→ **Set problem**
Provide an exact copy of the data, excluding the images.

→ **Record set**

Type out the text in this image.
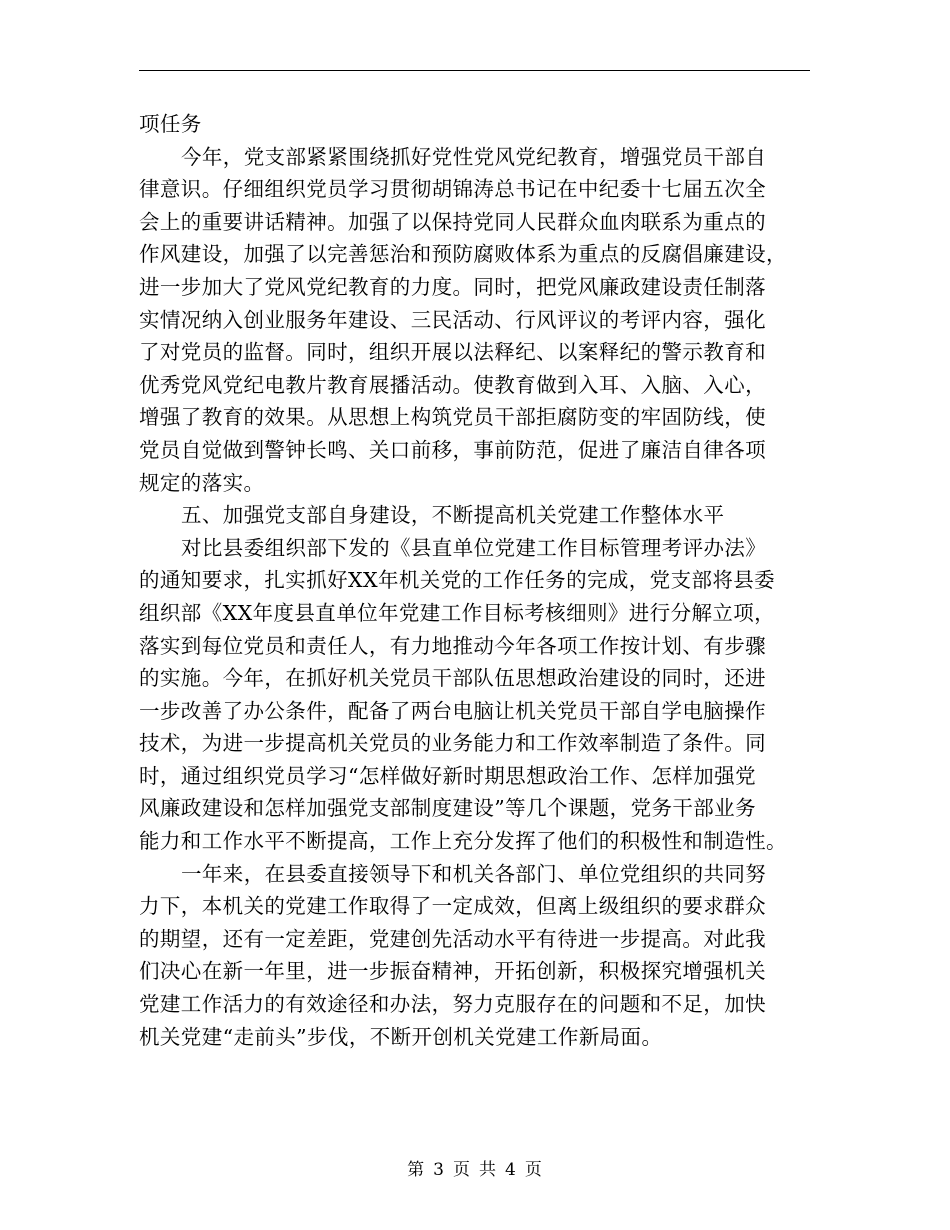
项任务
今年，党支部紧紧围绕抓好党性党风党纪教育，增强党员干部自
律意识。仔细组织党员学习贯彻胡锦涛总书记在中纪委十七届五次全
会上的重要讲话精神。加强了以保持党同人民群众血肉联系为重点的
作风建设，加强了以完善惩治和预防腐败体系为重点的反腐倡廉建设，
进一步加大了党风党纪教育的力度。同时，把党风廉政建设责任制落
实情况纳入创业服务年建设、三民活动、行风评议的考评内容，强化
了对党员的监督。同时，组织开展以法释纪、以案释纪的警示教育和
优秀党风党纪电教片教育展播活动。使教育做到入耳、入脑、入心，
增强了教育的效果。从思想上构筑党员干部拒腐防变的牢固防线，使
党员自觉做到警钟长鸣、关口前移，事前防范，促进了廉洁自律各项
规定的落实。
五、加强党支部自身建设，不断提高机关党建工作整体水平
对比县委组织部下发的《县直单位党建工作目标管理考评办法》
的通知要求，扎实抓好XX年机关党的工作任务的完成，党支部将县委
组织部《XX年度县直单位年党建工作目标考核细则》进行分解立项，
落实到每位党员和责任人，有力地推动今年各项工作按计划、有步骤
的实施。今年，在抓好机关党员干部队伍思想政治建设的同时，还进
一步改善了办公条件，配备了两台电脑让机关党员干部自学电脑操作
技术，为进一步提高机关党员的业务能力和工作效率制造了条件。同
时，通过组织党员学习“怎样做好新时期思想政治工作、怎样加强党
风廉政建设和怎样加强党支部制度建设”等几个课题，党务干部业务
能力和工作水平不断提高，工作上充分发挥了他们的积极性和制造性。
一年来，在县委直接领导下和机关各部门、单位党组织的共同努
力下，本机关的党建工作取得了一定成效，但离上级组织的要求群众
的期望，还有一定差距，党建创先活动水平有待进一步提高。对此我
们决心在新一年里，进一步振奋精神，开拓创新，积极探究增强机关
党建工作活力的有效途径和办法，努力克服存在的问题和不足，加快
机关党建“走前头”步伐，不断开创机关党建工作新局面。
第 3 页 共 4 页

→ **Full solution**
Type out the text in this image.
项任务
今年，党支部紧紧围绕抓好党性党风党纪教育，增强党员干部自
律意识。仔细组织党员学习贯彻胡锦涛总书记在中纪委十七届五次全
会上的重要讲话精神。加强了以保持党同人民群众血肉联系为重点的
作风建设，加强了以完善惩治和预防腐败体系为重点的反腐倡廉建设，
进一步加大了党风党纪教育的力度。同时，把党风廉政建设责任制落
实情况纳入创业服务年建设、三民活动、行风评议的考评内容，强化
了对党员的监督。同时，组织开展以法释纪、以案释纪的警示教育和
优秀党风党纪电教片教育展播活动。使教育做到入耳、入脑、入心，
增强了教育的效果。从思想上构筑党员干部拒腐防变的牢固防线，使
党员自觉做到警钟长鸣、关口前移，事前防范，促进了廉洁自律各项
规定的落实。
五、加强党支部自身建设，不断提高机关党建工作整体水平
对比县委组织部下发的《县直单位党建工作目标管理考评办法》
的通知要求，扎实抓好XX年机关党的工作任务的完成，党支部将县委
组织部《XX年度县直单位年党建工作目标考核细则》进行分解立项，
落实到每位党员和责任人，有力地推动今年各项工作按计划、有步骤
的实施。今年，在抓好机关党员干部队伍思想政治建设的同时，还进
一步改善了办公条件，配备了两台电脑让机关党员干部自学电脑操作
技术，为进一步提高机关党员的业务能力和工作效率制造了条件。同
时，通过组织党员学习“怎样做好新时期思想政治工作、怎样加强党
风廉政建设和怎样加强党支部制度建设”等几个课题，党务干部业务
能力和工作水平不断提高，工作上充分发挥了他们的积极性和制造性。
一年来，在县委直接领导下和机关各部门、单位党组织的共同努
力下，本机关的党建工作取得了一定成效，但离上级组织的要求群众
的期望，还有一定差距，党建创先活动水平有待进一步提高。对此我
们决心在新一年里，进一步振奋精神，开拓创新，积极探究增强机关
党建工作活力的有效途径和办法，努力克服存在的问题和不足，加快
机关党建“走前头”步伐，不断开创机关党建工作新局面。
第 3 页 共 4 页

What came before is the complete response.